• [Task details]: Check each line of the listing for the string "content", count the lines that have it, and answer with that number only.

• [Data records]:

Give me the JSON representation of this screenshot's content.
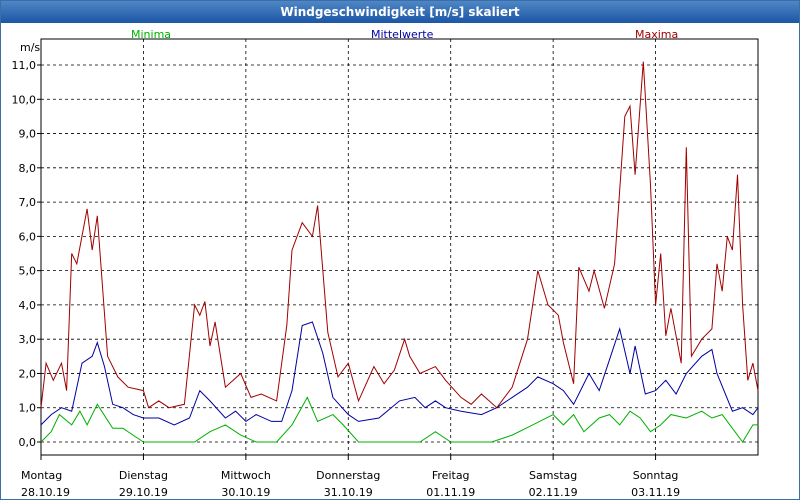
{
  "window": {
    "title": "Windgeschwindigkeit [m/s] skaliert"
  },
  "chart_data": {
    "type": "line",
    "title": "Windgeschwindigkeit [m/s] skaliert",
    "ylabel": "m/s",
    "ylim": [
      0,
      11.4
    ],
    "yticks": [
      "0,0",
      "1,0",
      "2,0",
      "3,0",
      "4,0",
      "5,0",
      "6,0",
      "7,0",
      "8,0",
      "9,0",
      "10,0",
      "11,0"
    ],
    "xlim": [
      0,
      7
    ],
    "xlabels": [
      {
        "day": "Montag",
        "date": "28.10.19"
      },
      {
        "day": "Dienstag",
        "date": "29.10.19"
      },
      {
        "day": "Mittwoch",
        "date": "30.10.19"
      },
      {
        "day": "Donnerstag",
        "date": "31.10.19"
      },
      {
        "day": "Freitag",
        "date": "01.11.19"
      },
      {
        "day": "Samstag",
        "date": "02.11.19"
      },
      {
        "day": "Sonntag",
        "date": "03.11.19"
      }
    ],
    "grid": true,
    "series": [
      {
        "name": "Minima",
        "color": "#00b000",
        "points": [
          [
            0,
            0
          ],
          [
            0.1,
            0.3
          ],
          [
            0.18,
            0.8
          ],
          [
            0.3,
            0.5
          ],
          [
            0.38,
            0.9
          ],
          [
            0.45,
            0.5
          ],
          [
            0.55,
            1.1
          ],
          [
            0.7,
            0.4
          ],
          [
            0.8,
            0.4
          ],
          [
            1.0,
            0
          ],
          [
            1.2,
            0
          ],
          [
            1.4,
            0
          ],
          [
            1.5,
            0
          ],
          [
            1.65,
            0.3
          ],
          [
            1.8,
            0.5
          ],
          [
            1.95,
            0.2
          ],
          [
            2.1,
            0
          ],
          [
            2.25,
            0
          ],
          [
            2.3,
            0
          ],
          [
            2.45,
            0.5
          ],
          [
            2.6,
            1.3
          ],
          [
            2.7,
            0.6
          ],
          [
            2.85,
            0.8
          ],
          [
            2.95,
            0.5
          ],
          [
            3.1,
            0
          ],
          [
            3.3,
            0
          ],
          [
            3.5,
            0
          ],
          [
            3.7,
            0
          ],
          [
            3.85,
            0.3
          ],
          [
            4.0,
            0
          ],
          [
            4.2,
            0
          ],
          [
            4.4,
            0
          ],
          [
            4.6,
            0.2
          ],
          [
            4.8,
            0.5
          ],
          [
            5.0,
            0.8
          ],
          [
            5.1,
            0.5
          ],
          [
            5.2,
            0.8
          ],
          [
            5.3,
            0.3
          ],
          [
            5.45,
            0.7
          ],
          [
            5.55,
            0.8
          ],
          [
            5.65,
            0.5
          ],
          [
            5.75,
            0.9
          ],
          [
            5.85,
            0.7
          ],
          [
            5.95,
            0.3
          ],
          [
            6.05,
            0.5
          ],
          [
            6.15,
            0.8
          ],
          [
            6.3,
            0.7
          ],
          [
            6.45,
            0.9
          ],
          [
            6.55,
            0.7
          ],
          [
            6.65,
            0.8
          ],
          [
            6.75,
            0.4
          ],
          [
            6.85,
            0
          ],
          [
            6.95,
            0.5
          ],
          [
            7.0,
            0.5
          ]
        ]
      },
      {
        "name": "Mittelwerte",
        "color": "#0000a0",
        "points": [
          [
            0,
            0.5
          ],
          [
            0.1,
            0.8
          ],
          [
            0.2,
            1.0
          ],
          [
            0.3,
            0.9
          ],
          [
            0.4,
            2.3
          ],
          [
            0.5,
            2.5
          ],
          [
            0.55,
            2.9
          ],
          [
            0.62,
            2.2
          ],
          [
            0.7,
            1.1
          ],
          [
            0.8,
            1.0
          ],
          [
            0.9,
            0.8
          ],
          [
            1.0,
            0.7
          ],
          [
            1.15,
            0.7
          ],
          [
            1.3,
            0.5
          ],
          [
            1.45,
            0.7
          ],
          [
            1.55,
            1.5
          ],
          [
            1.65,
            1.2
          ],
          [
            1.8,
            0.7
          ],
          [
            1.9,
            0.9
          ],
          [
            2.0,
            0.6
          ],
          [
            2.1,
            0.8
          ],
          [
            2.25,
            0.6
          ],
          [
            2.35,
            0.6
          ],
          [
            2.45,
            1.5
          ],
          [
            2.55,
            3.4
          ],
          [
            2.65,
            3.5
          ],
          [
            2.75,
            2.6
          ],
          [
            2.85,
            1.3
          ],
          [
            3.0,
            0.8
          ],
          [
            3.1,
            0.6
          ],
          [
            3.3,
            0.7
          ],
          [
            3.5,
            1.2
          ],
          [
            3.65,
            1.3
          ],
          [
            3.75,
            1.0
          ],
          [
            3.85,
            1.2
          ],
          [
            3.95,
            1.0
          ],
          [
            4.1,
            0.9
          ],
          [
            4.3,
            0.8
          ],
          [
            4.45,
            1.0
          ],
          [
            4.6,
            1.3
          ],
          [
            4.75,
            1.6
          ],
          [
            4.85,
            1.9
          ],
          [
            5.0,
            1.7
          ],
          [
            5.1,
            1.5
          ],
          [
            5.2,
            1.1
          ],
          [
            5.25,
            1.4
          ],
          [
            5.35,
            2.0
          ],
          [
            5.45,
            1.5
          ],
          [
            5.55,
            2.4
          ],
          [
            5.65,
            3.3
          ],
          [
            5.75,
            2.0
          ],
          [
            5.8,
            2.8
          ],
          [
            5.9,
            1.4
          ],
          [
            6.0,
            1.5
          ],
          [
            6.1,
            1.8
          ],
          [
            6.2,
            1.4
          ],
          [
            6.3,
            2.0
          ],
          [
            6.45,
            2.5
          ],
          [
            6.55,
            2.7
          ],
          [
            6.6,
            2.0
          ],
          [
            6.75,
            0.9
          ],
          [
            6.85,
            1.0
          ],
          [
            6.95,
            0.8
          ],
          [
            7.0,
            1.0
          ]
        ]
      },
      {
        "name": "Maxima",
        "color": "#a00000",
        "points": [
          [
            0,
            1.0
          ],
          [
            0.05,
            2.3
          ],
          [
            0.12,
            1.8
          ],
          [
            0.2,
            2.3
          ],
          [
            0.25,
            1.5
          ],
          [
            0.3,
            5.5
          ],
          [
            0.35,
            5.2
          ],
          [
            0.45,
            6.8
          ],
          [
            0.5,
            5.6
          ],
          [
            0.55,
            6.6
          ],
          [
            0.65,
            2.5
          ],
          [
            0.75,
            1.9
          ],
          [
            0.85,
            1.6
          ],
          [
            1.0,
            1.5
          ],
          [
            1.05,
            1.0
          ],
          [
            1.15,
            1.2
          ],
          [
            1.25,
            1.0
          ],
          [
            1.4,
            1.1
          ],
          [
            1.5,
            4.0
          ],
          [
            1.55,
            3.7
          ],
          [
            1.6,
            4.1
          ],
          [
            1.65,
            2.8
          ],
          [
            1.7,
            3.5
          ],
          [
            1.8,
            1.6
          ],
          [
            1.95,
            2.0
          ],
          [
            2.05,
            1.3
          ],
          [
            2.15,
            1.4
          ],
          [
            2.3,
            1.2
          ],
          [
            2.4,
            3.4
          ],
          [
            2.45,
            5.6
          ],
          [
            2.55,
            6.4
          ],
          [
            2.65,
            6.0
          ],
          [
            2.7,
            6.9
          ],
          [
            2.8,
            3.2
          ],
          [
            2.9,
            1.9
          ],
          [
            3.0,
            2.3
          ],
          [
            3.1,
            1.2
          ],
          [
            3.25,
            2.2
          ],
          [
            3.35,
            1.7
          ],
          [
            3.45,
            2.1
          ],
          [
            3.55,
            3.0
          ],
          [
            3.6,
            2.5
          ],
          [
            3.7,
            2.0
          ],
          [
            3.85,
            2.2
          ],
          [
            3.95,
            1.8
          ],
          [
            4.1,
            1.3
          ],
          [
            4.2,
            1.1
          ],
          [
            4.3,
            1.4
          ],
          [
            4.45,
            1.0
          ],
          [
            4.6,
            1.6
          ],
          [
            4.75,
            3.0
          ],
          [
            4.85,
            5.0
          ],
          [
            4.95,
            4.0
          ],
          [
            5.05,
            3.7
          ],
          [
            5.1,
            2.9
          ],
          [
            5.2,
            1.7
          ],
          [
            5.25,
            5.1
          ],
          [
            5.35,
            4.4
          ],
          [
            5.4,
            5.0
          ],
          [
            5.5,
            3.9
          ],
          [
            5.6,
            5.2
          ],
          [
            5.7,
            9.5
          ],
          [
            5.75,
            9.8
          ],
          [
            5.8,
            7.8
          ],
          [
            5.88,
            11.1
          ],
          [
            5.95,
            7.5
          ],
          [
            6.0,
            4.0
          ],
          [
            6.05,
            5.5
          ],
          [
            6.1,
            3.1
          ],
          [
            6.15,
            3.9
          ],
          [
            6.25,
            2.3
          ],
          [
            6.3,
            8.6
          ],
          [
            6.35,
            2.5
          ],
          [
            6.45,
            3.0
          ],
          [
            6.55,
            3.3
          ],
          [
            6.6,
            5.2
          ],
          [
            6.65,
            4.4
          ],
          [
            6.7,
            6.0
          ],
          [
            6.75,
            5.6
          ],
          [
            6.8,
            7.8
          ],
          [
            6.85,
            4.0
          ],
          [
            6.9,
            1.8
          ],
          [
            6.95,
            2.3
          ],
          [
            7.0,
            1.5
          ]
        ]
      }
    ]
  }
}
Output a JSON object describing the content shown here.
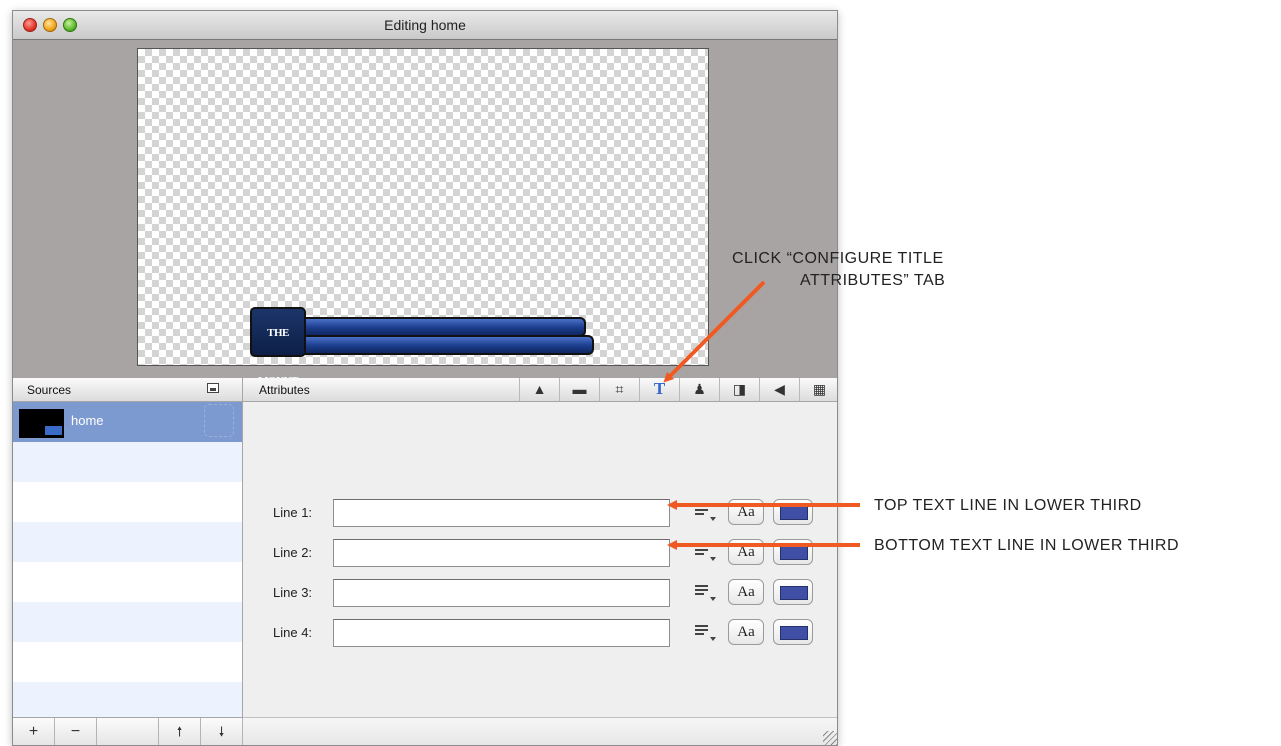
{
  "window": {
    "title": "Editing home"
  },
  "preview": {
    "lower_third_logo_text": "THE MOUNT"
  },
  "sources": {
    "header": "Sources",
    "items": [
      {
        "name": "home",
        "selected": true
      }
    ],
    "footer_buttons": [
      "+",
      "−",
      "🠕",
      "🠗"
    ]
  },
  "attributes": {
    "header": "Attributes",
    "tabs": [
      {
        "icon": "shapes-icon",
        "glyph": "▲",
        "active": false
      },
      {
        "icon": "folder-icon",
        "glyph": "▬",
        "active": false
      },
      {
        "icon": "crop-icon",
        "glyph": "⌗",
        "active": false
      },
      {
        "icon": "title-text-icon",
        "glyph": "T",
        "active": true
      },
      {
        "icon": "person-icon",
        "glyph": "♟",
        "active": false
      },
      {
        "icon": "panel-icon",
        "glyph": "◨",
        "active": false
      },
      {
        "icon": "speaker-icon",
        "glyph": "◀",
        "active": false
      },
      {
        "icon": "chroma-icon",
        "glyph": "▦",
        "active": false
      }
    ],
    "lines": [
      {
        "label": "Line 1:",
        "value": "",
        "font_button": "Aa",
        "color": "#3f4fa6"
      },
      {
        "label": "Line 2:",
        "value": "",
        "font_button": "Aa",
        "color": "#3f4fa6"
      },
      {
        "label": "Line 3:",
        "value": "",
        "font_button": "Aa",
        "color": "#3f4fa6"
      },
      {
        "label": "Line 4:",
        "value": "",
        "font_button": "Aa",
        "color": "#3f4fa6"
      }
    ]
  },
  "annotations": {
    "configure_line1": "CLICK “CONFIGURE TITLE",
    "configure_line2": "ATTRIBUTES” TAB",
    "top_line": "TOP TEXT LINE IN LOWER THIRD",
    "bottom_line": "BOTTOM TEXT LINE IN LOWER THIRD",
    "arrow_color": "#f05a22"
  }
}
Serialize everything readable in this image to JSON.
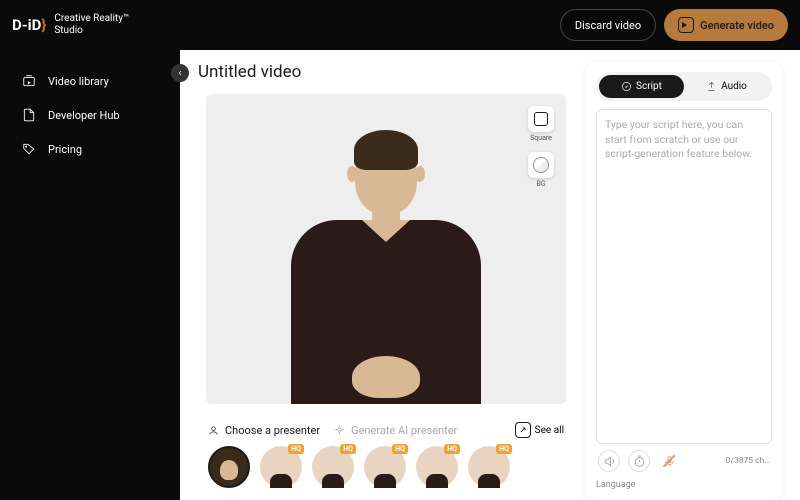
{
  "header": {
    "brand_main": "D-iD",
    "brand_sub_line1": "Creative Reality™",
    "brand_sub_line2": "Studio",
    "discard_label": "Discard video",
    "generate_label": "Generate video"
  },
  "sidebar": {
    "items": [
      {
        "label": "Video library"
      },
      {
        "label": "Developer Hub"
      },
      {
        "label": "Pricing"
      }
    ]
  },
  "editor": {
    "title": "Untitled video",
    "tool_square": "Square",
    "tool_bg": "BG"
  },
  "presenter_strip": {
    "choose_label": "Choose a presenter",
    "generate_label": "Generate AI presenter",
    "seeall_label": "See all",
    "hq_badge": "HQ"
  },
  "panel": {
    "tab_script": "Script",
    "tab_audio": "Audio",
    "script_placeholder": "Type your script here, you can start from scratch or use our script-generation feature below.",
    "counter": "0/3875 ch…",
    "language_label": "Language"
  }
}
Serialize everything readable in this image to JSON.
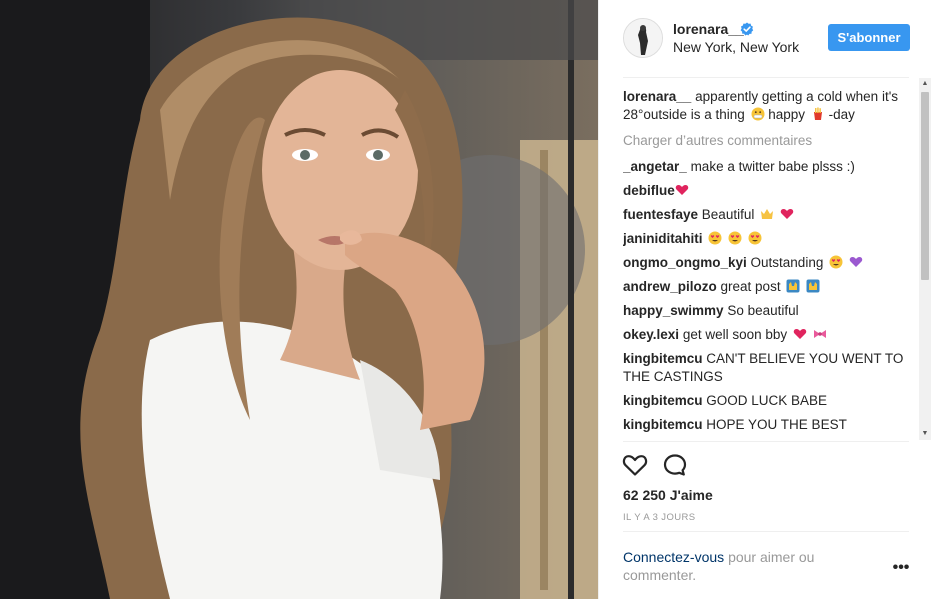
{
  "post": {
    "author": "lorenara__",
    "location": "New York, New York",
    "follow_label": "S'abonner",
    "caption_user": "lorenara__",
    "caption_text_1": "apparently getting a cold when it's 28°outside is a thing",
    "caption_text_2": "happy",
    "caption_text_3": "-day",
    "load_more_label": "Charger d’autres commentaires",
    "comments": [
      {
        "user": "_angetar_",
        "text": "make a twitter babe plsss :)"
      },
      {
        "user": "debiflue",
        "text": ""
      },
      {
        "user": "fuentesfaye",
        "text": "Beautiful"
      },
      {
        "user": "janiniditahiti",
        "text": ""
      },
      {
        "user": "ongmo_ongmo_kyi",
        "text": "Outstanding"
      },
      {
        "user": "andrew_pilozo",
        "text": "great post"
      },
      {
        "user": "happy_swimmy",
        "text": "So beautiful"
      },
      {
        "user": "okey.lexi",
        "text": "get well soon bby"
      },
      {
        "user": "kingbitemcu",
        "text": "CAN'T BELIEVE YOU WENT TO THE CASTINGS"
      },
      {
        "user": "kingbitemcu",
        "text": "GOOD LUCK BABE"
      },
      {
        "user": "kingbitemcu",
        "text": "HOPE YOU THE BEST"
      }
    ],
    "likes_label": "62 250 J'aime",
    "time_label": "IL Y A 3 JOURS",
    "login_link": "Connectez-vous",
    "login_rest": "pour aimer ou commenter.",
    "more_label": "•••"
  },
  "icons": {
    "verified": "verified-badge-icon",
    "like": "heart-outline-icon",
    "comment": "speech-bubble-icon",
    "more": "ellipsis-icon"
  },
  "colors": {
    "accent": "#3897f0",
    "text": "#262626",
    "muted": "#999999",
    "link": "#003569"
  }
}
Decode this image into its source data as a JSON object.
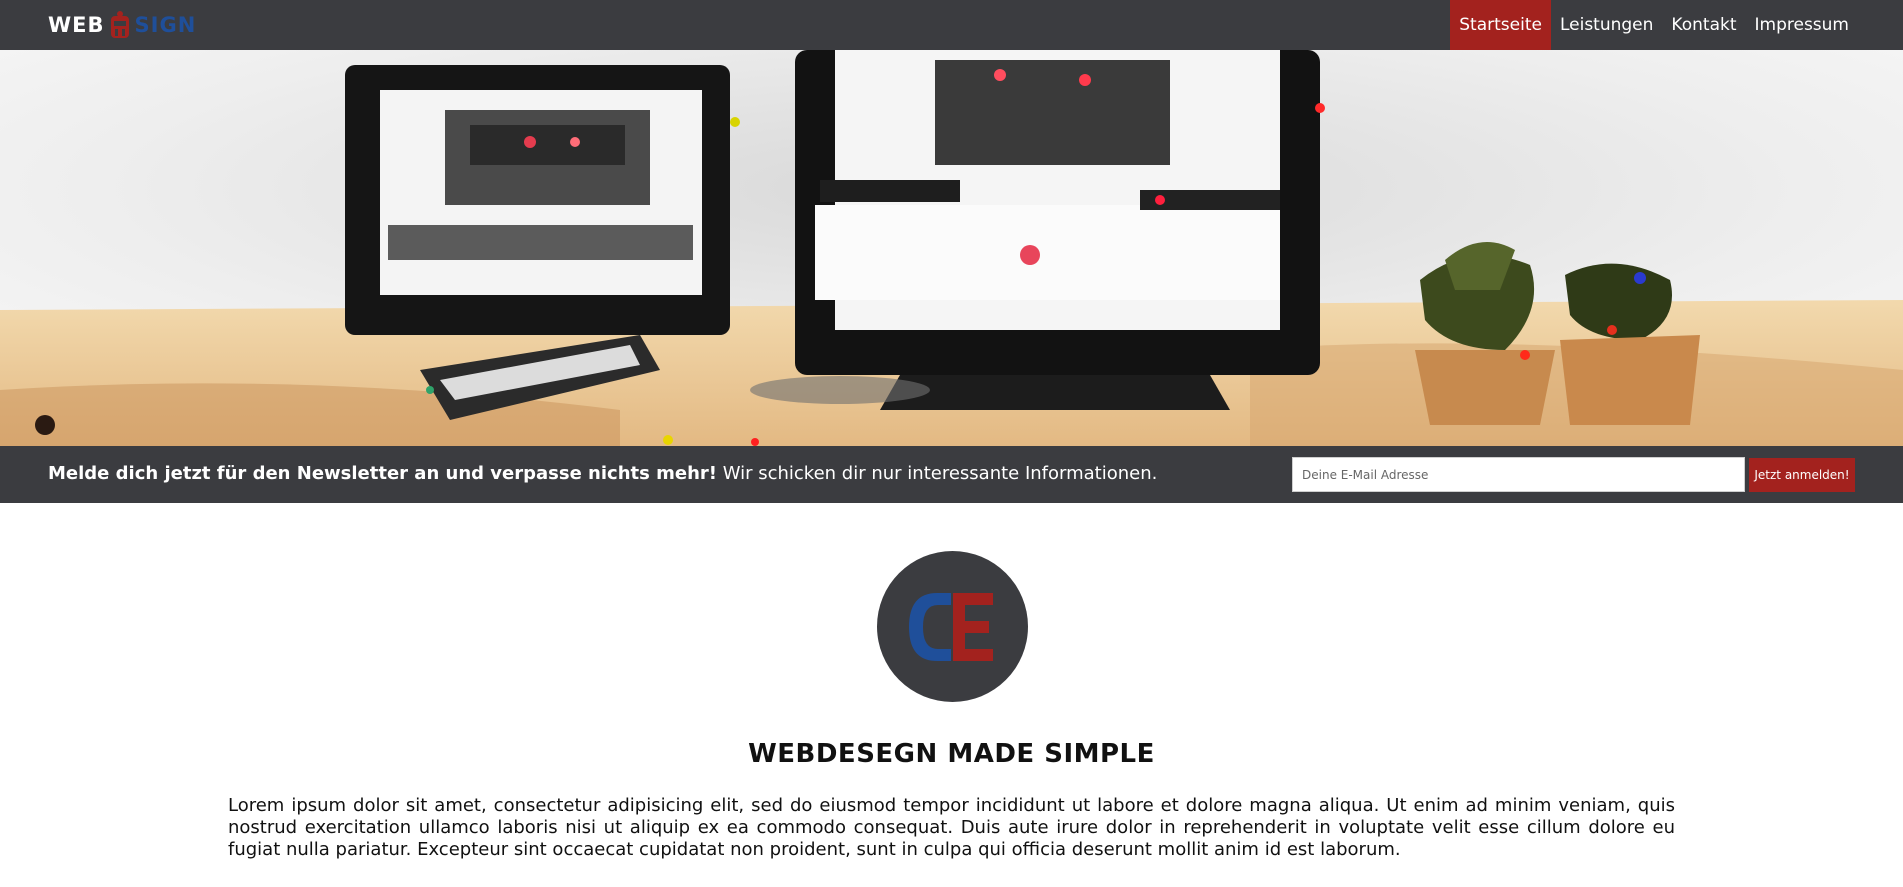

• [Full solution]: 2